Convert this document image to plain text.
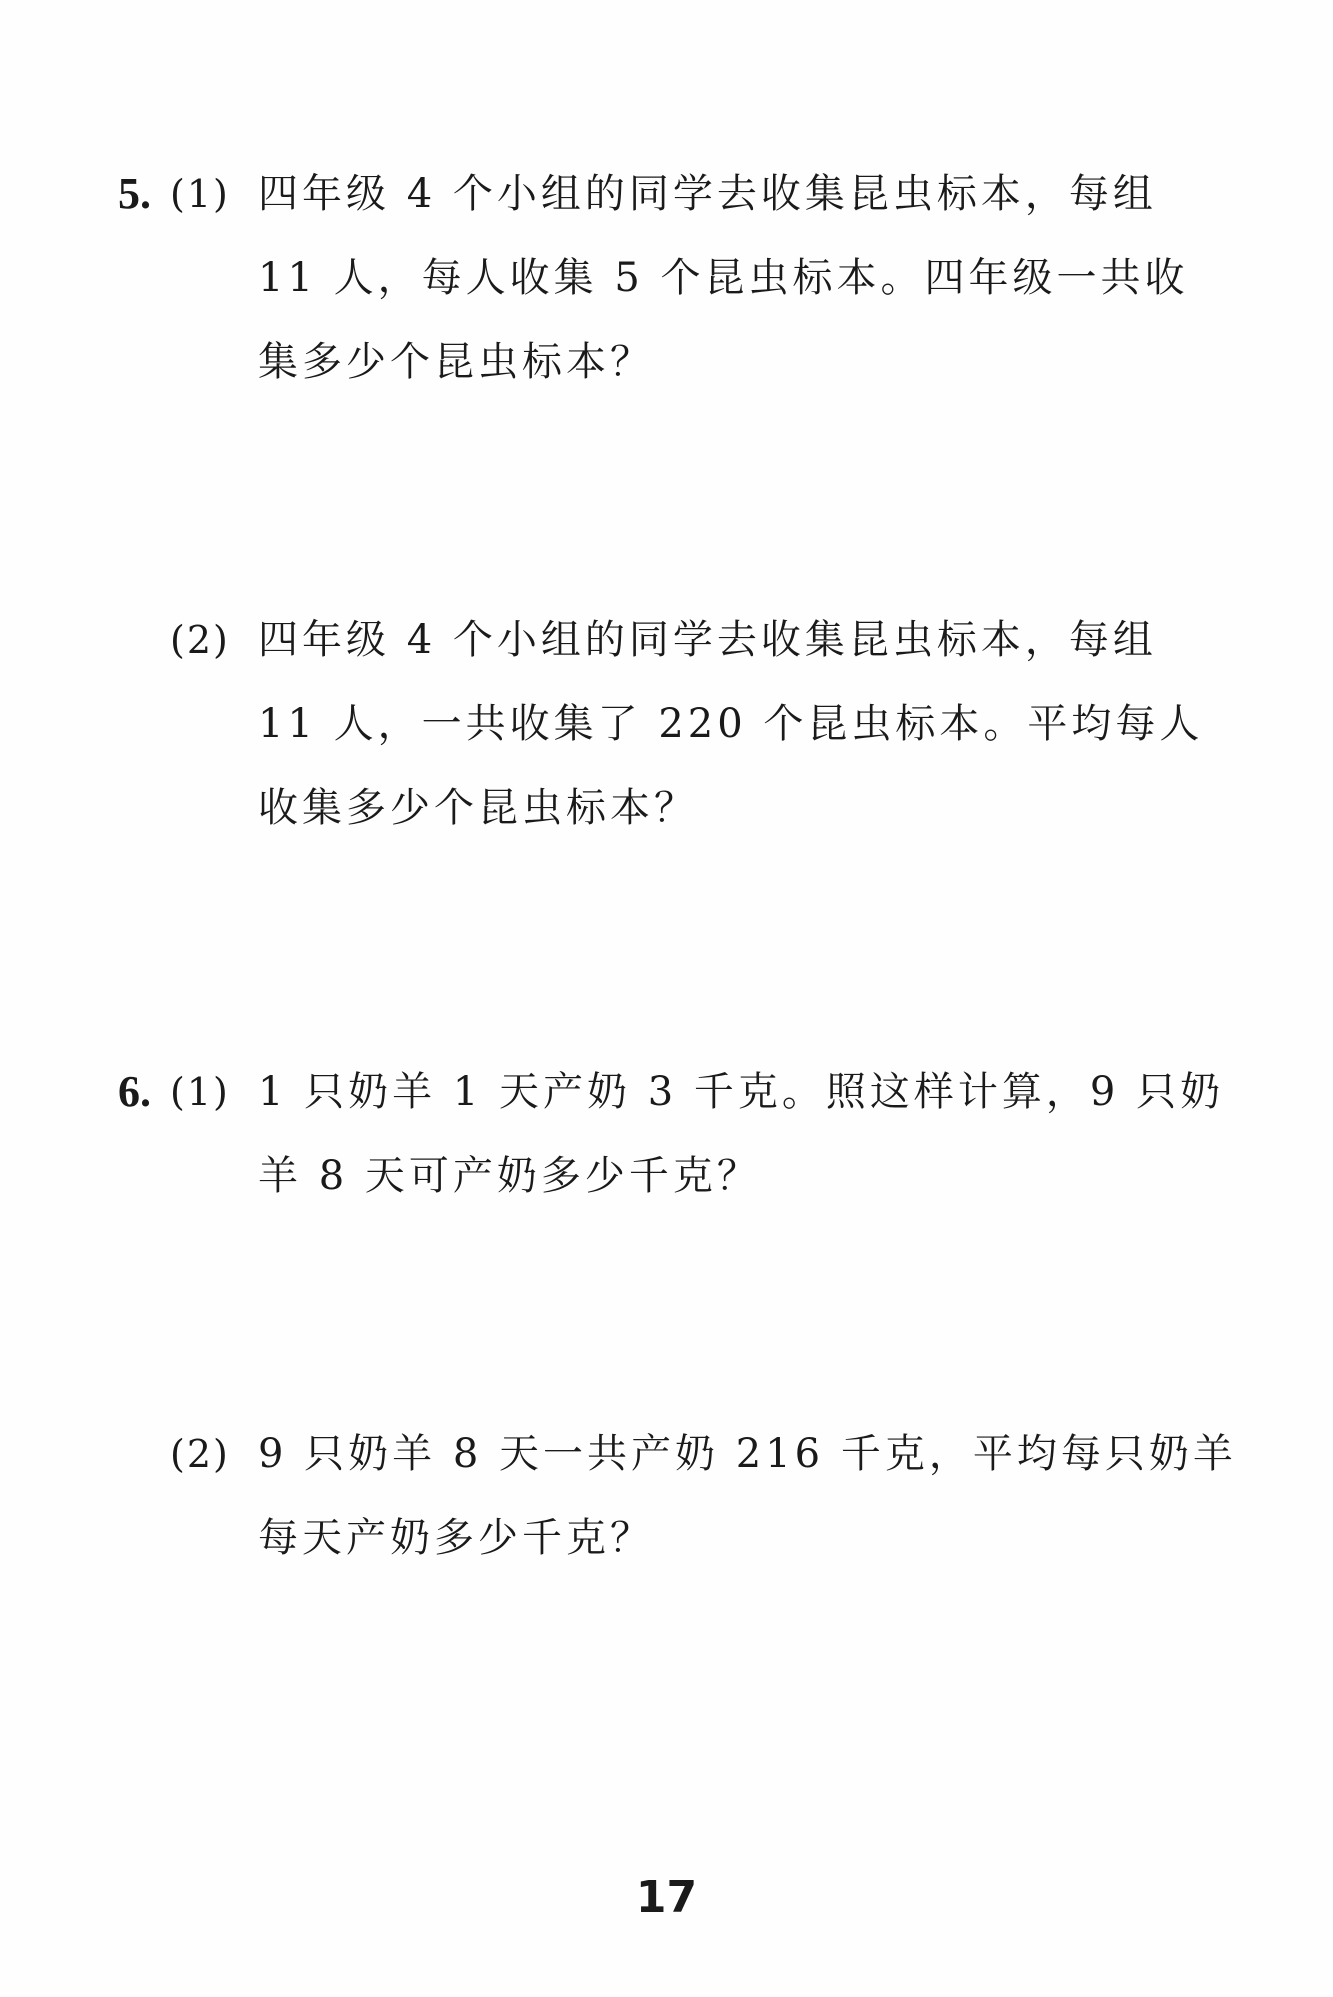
5. (1) 四年级 4 个小组的同学去收集昆虫标本，每组
11 人，每人收集 5 个昆虫标本。四年级一共收
集多少个昆虫标本？
(2) 四年级 4 个小组的同学去收集昆虫标本，每组
11 人，一共收集了 220 个昆虫标本。平均每人
收集多少个昆虫标本？
6. (1) 1 只奶羊 1 天产奶 3 千克。照这样计算，9 只奶
羊 8 天可产奶多少千克？
(2) 9 只奶羊 8 天一共产奶 216 千克，平均每只奶羊
每天产奶多少千克？
17
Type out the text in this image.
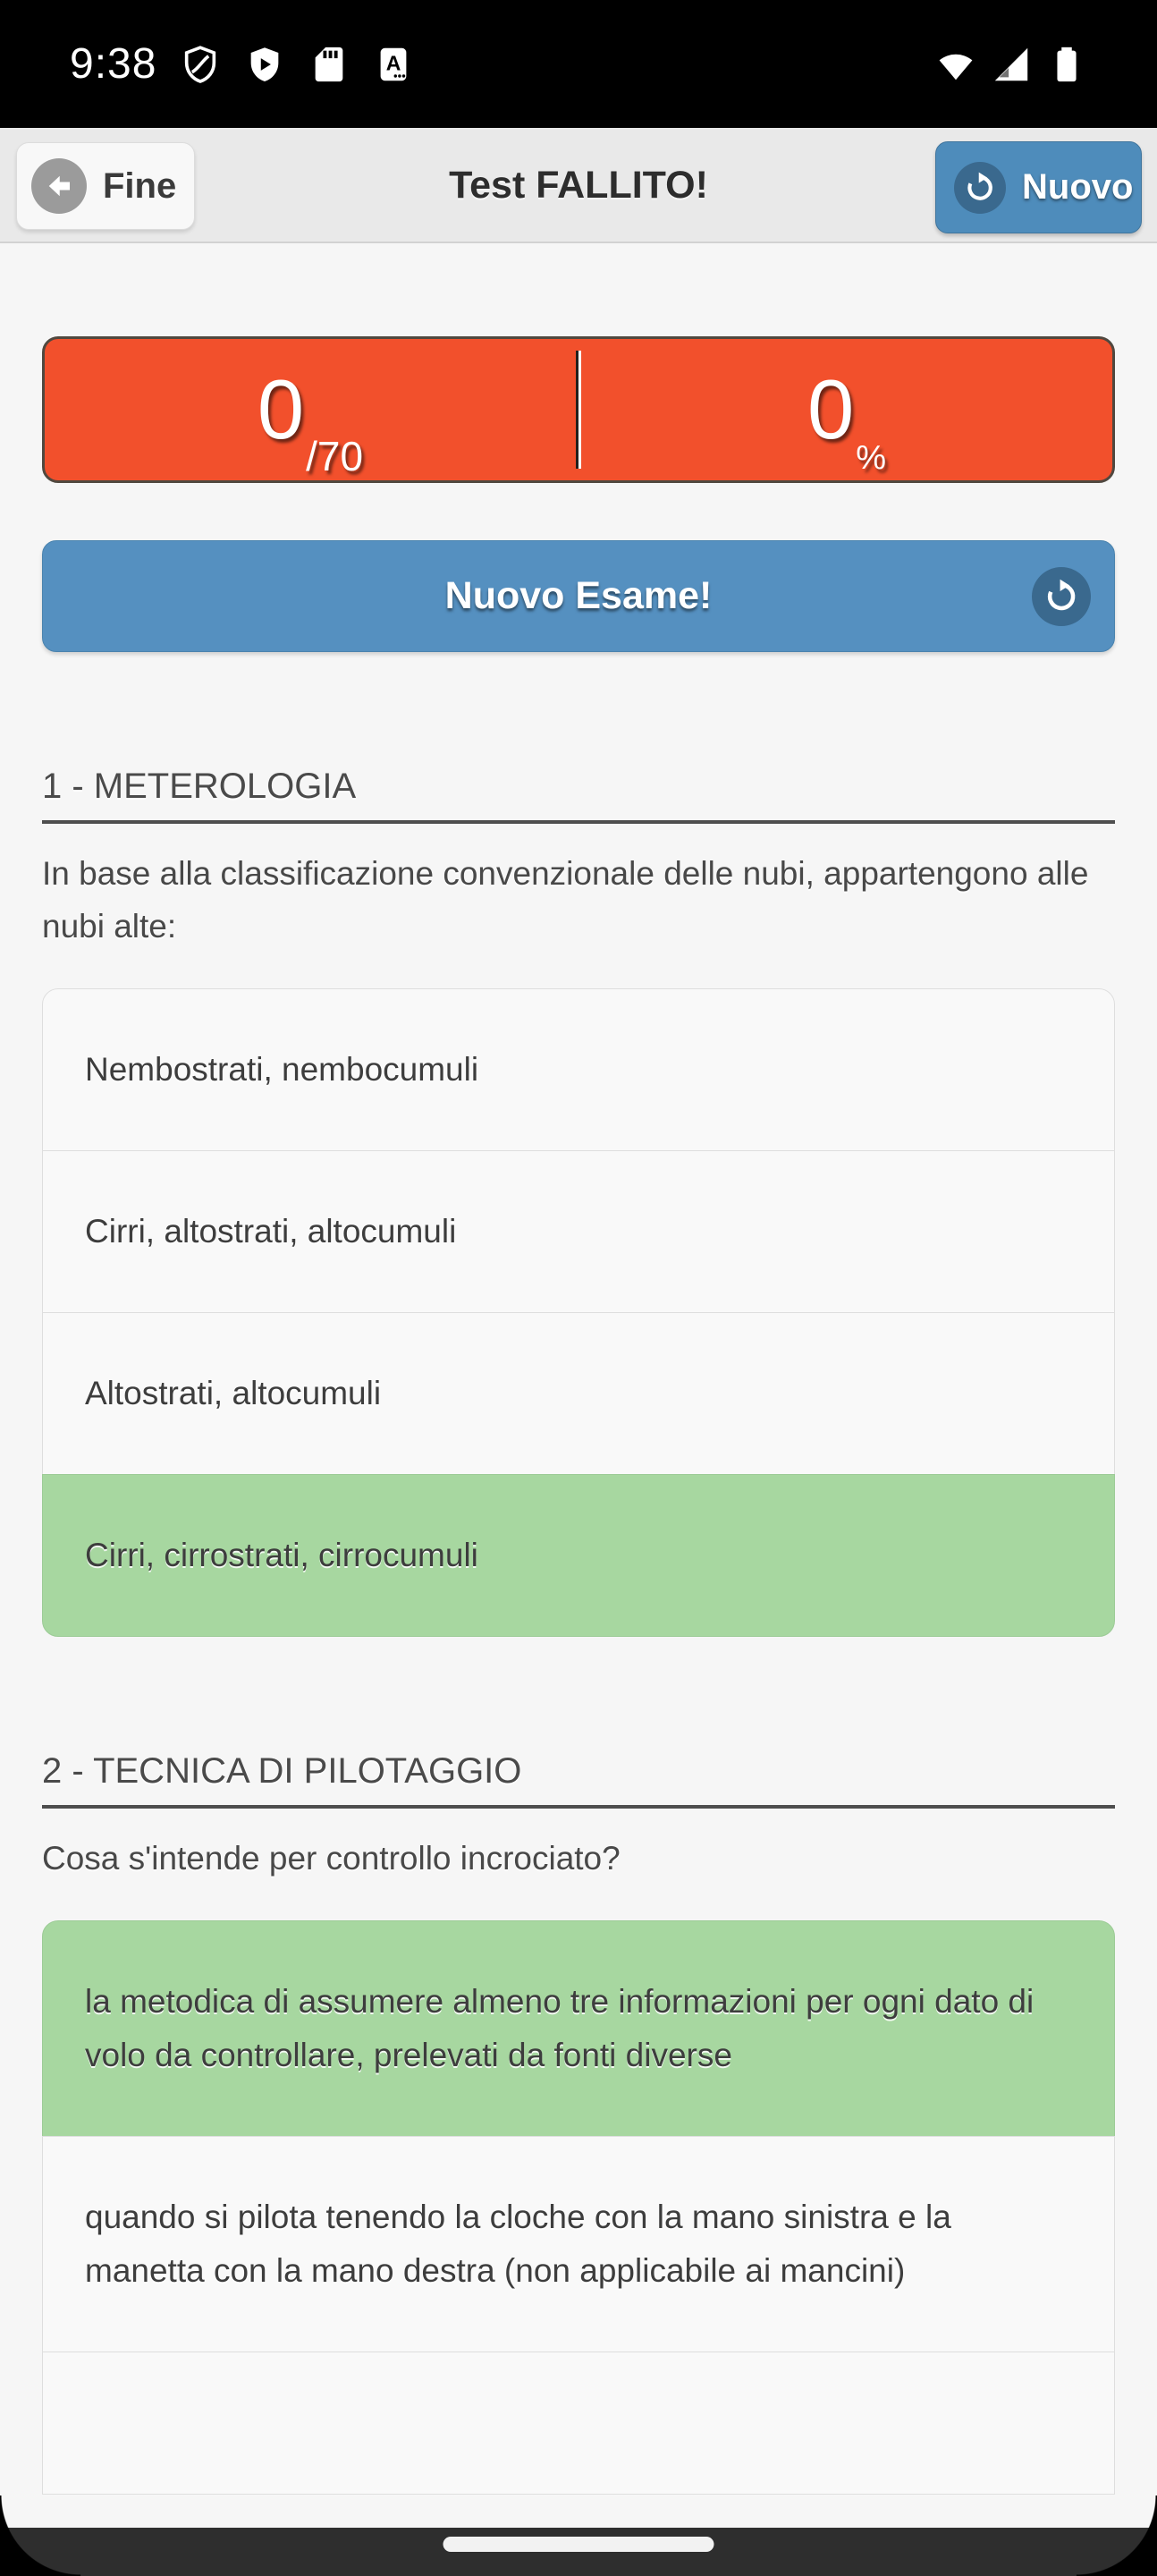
9:38	A
Test FALLITO!
Fine	Nuovo
0 /70	0
%
Nuovo Esame!
1 - METEROLOGIA

In base alla classificazione convenzionale delle nubi, appartengono alle nubi alte:

Nembostrati, nembocumuli
Cirri, altostrati, altocumuli
Altostrati, altocumuli
Cirri, cirrostrati, cirrocumuli
2 - TECNICA DI PILOTAGGIO

Cosa s'intende per controllo incrociato?

la metodica di assumere almeno tre informazioni per ogni dato di volo da controllare, prelevati da fonti diverse
quando si pilota tenendo la cloche con la mano sinistra e la manetta con la mano destra (non applicabile ai mancini)
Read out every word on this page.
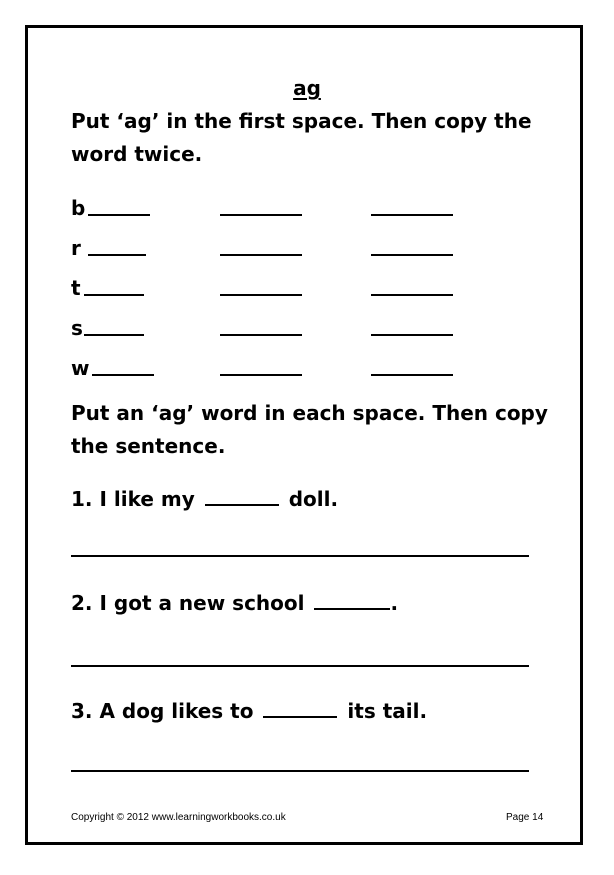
ag
Put ‘ag’ in the first space. Then copy the word twice.
b
r
t
s
w
Put an ‘ag’ word in each space. Then copy the sentence.
1. I like my	doll.
2. I got a new school	.
3. A dog likes to	its tail.
Copyright © 2012 www.learningworkbooks.co.uk	Page 14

◆ ◆ ◆

STATED EXERCISE: Above are the records. Copy exactly, and only, the lines from the line containing "Read out every word on this page." through the last one, omitting any pictures.

COMPLETED EXERCISE:
Read out every word on this page.
ag
Put ‘ag’ in the first space. Then copy the word twice.
b
r
t
s
w
Put an ‘ag’ word in each space. Then copy the sentence.
1. I like my	doll.
2. I got a new school	.
3. A dog likes to	its tail.
Copyright © 2012 www.learningworkbooks.co.uk	Page 14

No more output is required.